### STATED TASK 1
Answer these three questions from the patch description about sparse DAX regions, one line each:
(a) What sysfs entry does the patch add for creating such regions?
(b) What available capacity is shown before any capacity is added?
(c) Which feature is deferred for now?
### STATED TASK 2
List every change that the patch description about sparse DAX regions says the patch makes.
### STATED TASK 3
According to the patch description about sparse DAX regions, why does the patch prevent range mapping of DAX devices on sparse regions?

--- GIVEN PASSAGE ---

On 8/16/2024 10:44 PM, ira.we...@intel.com wrote:
> From: Navneet Singh <navneet.si...@intel.com>
>
> Dynamic Capacity CXL regions must allow memory to be added or removed
> dynamically.  In addition to the quantity of memory available the
> location of the memory within a DC partition is dynamic based on the
> extents offered by a device.  CXL DAX regions must accommodate the
> sparseness of this memory in the management of DAX regions and devices.
>
> Introduce the concept of a sparse DAX region.  Add a create_dc_region()
> sysfs entry to create such regions.  Special case DC capable regions to
> create a 0 sized seed DAX device to maintain compatibility which
> requires a default DAX device to hold a region reference.
>
> Indicate 0 byte available capacity until such time that capacity is
> added.
>
> Sparse regions complicate the range mapping of dax devices.  There is no
> known use case for range mapping on sparse regions.  Avoid the
> complication by preventing range mapping of dax devices on sparse
> regions.
>
> Interleaving is deferred for now.  Add checks.

--- DATA RECORDS ---

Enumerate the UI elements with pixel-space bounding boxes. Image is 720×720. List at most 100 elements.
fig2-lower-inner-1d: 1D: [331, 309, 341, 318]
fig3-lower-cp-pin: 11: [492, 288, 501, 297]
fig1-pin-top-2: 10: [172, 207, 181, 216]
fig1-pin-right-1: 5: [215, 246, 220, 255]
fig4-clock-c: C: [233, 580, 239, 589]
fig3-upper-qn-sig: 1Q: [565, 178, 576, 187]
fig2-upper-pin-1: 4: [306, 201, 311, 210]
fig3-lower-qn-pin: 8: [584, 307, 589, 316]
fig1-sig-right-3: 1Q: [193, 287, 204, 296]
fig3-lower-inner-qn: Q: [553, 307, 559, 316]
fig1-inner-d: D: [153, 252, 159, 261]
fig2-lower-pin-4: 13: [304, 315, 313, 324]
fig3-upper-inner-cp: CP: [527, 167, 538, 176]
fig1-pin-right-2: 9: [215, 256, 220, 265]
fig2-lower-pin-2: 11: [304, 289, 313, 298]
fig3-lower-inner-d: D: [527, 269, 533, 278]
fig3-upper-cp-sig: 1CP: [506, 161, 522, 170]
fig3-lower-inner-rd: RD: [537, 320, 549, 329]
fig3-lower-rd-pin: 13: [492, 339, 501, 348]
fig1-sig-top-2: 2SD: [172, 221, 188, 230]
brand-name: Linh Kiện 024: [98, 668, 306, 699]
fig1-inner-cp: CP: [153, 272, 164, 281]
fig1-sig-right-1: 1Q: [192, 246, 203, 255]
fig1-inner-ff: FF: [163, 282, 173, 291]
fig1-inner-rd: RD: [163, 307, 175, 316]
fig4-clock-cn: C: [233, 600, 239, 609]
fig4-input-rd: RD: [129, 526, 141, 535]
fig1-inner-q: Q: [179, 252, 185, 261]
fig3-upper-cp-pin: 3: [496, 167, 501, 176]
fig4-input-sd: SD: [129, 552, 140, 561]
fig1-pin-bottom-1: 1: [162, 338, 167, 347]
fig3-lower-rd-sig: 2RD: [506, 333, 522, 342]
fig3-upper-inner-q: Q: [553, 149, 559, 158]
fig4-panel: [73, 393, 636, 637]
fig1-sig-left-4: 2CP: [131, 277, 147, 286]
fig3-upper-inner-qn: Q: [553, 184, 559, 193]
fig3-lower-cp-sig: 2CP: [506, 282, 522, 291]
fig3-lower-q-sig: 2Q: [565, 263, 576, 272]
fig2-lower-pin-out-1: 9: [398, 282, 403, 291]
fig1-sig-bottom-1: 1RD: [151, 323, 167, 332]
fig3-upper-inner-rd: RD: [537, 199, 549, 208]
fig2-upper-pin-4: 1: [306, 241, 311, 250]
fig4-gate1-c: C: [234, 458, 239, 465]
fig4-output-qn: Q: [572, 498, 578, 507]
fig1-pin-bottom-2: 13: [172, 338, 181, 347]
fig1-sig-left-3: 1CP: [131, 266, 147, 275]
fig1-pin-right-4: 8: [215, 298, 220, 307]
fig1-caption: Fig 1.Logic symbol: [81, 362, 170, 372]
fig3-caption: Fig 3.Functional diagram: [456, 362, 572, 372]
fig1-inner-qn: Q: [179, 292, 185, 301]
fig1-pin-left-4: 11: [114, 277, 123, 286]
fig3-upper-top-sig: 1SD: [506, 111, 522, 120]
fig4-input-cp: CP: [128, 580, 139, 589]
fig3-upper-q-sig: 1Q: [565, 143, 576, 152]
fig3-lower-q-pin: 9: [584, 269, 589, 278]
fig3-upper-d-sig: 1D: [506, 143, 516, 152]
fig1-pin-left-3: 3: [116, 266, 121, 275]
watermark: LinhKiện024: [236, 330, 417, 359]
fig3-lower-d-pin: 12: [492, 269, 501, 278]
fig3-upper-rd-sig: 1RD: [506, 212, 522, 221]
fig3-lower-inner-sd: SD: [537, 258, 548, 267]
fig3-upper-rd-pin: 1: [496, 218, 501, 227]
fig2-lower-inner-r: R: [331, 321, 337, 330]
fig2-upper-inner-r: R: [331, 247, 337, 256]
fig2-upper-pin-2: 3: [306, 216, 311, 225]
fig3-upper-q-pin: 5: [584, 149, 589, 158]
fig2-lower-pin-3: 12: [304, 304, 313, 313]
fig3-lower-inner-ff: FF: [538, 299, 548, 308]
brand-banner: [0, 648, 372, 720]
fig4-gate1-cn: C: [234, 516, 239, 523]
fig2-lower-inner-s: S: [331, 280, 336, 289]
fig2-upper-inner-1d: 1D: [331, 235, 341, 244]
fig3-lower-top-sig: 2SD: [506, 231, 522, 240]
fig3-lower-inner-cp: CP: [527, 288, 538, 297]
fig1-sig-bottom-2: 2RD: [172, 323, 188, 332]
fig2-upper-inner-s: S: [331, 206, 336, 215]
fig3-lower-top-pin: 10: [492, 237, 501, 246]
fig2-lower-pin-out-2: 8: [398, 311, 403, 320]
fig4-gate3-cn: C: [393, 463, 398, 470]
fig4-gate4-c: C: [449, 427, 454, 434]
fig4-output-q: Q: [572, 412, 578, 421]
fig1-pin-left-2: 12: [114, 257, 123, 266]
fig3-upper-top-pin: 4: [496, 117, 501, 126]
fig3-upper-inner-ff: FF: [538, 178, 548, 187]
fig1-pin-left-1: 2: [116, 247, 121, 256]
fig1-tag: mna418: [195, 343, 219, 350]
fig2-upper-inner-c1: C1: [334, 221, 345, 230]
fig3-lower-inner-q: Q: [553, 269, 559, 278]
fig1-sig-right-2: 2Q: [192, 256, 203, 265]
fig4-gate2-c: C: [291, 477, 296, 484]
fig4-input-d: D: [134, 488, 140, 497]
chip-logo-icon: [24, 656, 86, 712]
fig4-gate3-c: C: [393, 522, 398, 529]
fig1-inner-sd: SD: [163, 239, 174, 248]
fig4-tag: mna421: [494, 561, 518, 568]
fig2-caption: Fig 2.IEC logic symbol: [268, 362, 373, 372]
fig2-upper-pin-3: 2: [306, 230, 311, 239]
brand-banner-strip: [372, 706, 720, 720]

---

### EXPECTED OUTPUT 1
(a) create_dc_region()
(b) 0 bytes
(c) Interleaving

### EXPECTED OUTPUT 2
- Introduces the concept of a sparse DAX region
- Adds a create_dc_region() sysfs entry to create such regions
- Special-cases DC-capable regions to create a 0-sized seed DAX device
- Indicates 0 bytes of available capacity until capacity is added
- Prevents range mapping of DAX devices on sparse regions
- Adds checks related to interleaving, which is deferred

### EXPECTED OUTPUT 3
Sparse regions complicate the range mapping of DAX devices, and there is no known use case for range mapping on sparse regions. Preventing it avoids that complication.